== DIRECTIVE ==
Wherever a line holds the word "Cleaning", copy that line out.

== ENTRIES ==

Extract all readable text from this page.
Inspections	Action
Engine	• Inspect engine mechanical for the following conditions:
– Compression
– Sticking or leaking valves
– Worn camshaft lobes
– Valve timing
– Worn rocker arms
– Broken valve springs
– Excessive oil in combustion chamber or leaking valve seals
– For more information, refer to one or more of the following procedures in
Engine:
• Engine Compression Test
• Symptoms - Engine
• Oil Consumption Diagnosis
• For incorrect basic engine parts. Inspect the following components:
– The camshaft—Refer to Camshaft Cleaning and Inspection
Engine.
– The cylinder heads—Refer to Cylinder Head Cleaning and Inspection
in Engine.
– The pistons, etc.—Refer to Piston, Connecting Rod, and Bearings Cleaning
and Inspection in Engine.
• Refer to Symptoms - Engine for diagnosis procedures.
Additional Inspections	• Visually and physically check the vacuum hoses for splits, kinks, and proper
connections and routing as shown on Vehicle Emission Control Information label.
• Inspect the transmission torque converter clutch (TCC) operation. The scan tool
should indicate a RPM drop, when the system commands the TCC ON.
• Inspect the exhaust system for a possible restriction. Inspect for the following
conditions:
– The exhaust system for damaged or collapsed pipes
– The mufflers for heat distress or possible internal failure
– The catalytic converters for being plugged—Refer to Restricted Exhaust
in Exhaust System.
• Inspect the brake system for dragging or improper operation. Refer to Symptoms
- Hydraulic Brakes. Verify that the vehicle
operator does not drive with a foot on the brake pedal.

== COMPLETE OUTPUT ==
– The camshaft—Refer to Camshaft Cleaning and Inspection
– The cylinder heads—Refer to Cylinder Head Cleaning and Inspection
– The pistons, etc.—Refer to Piston, Connecting Rod, and Bearings Cleaning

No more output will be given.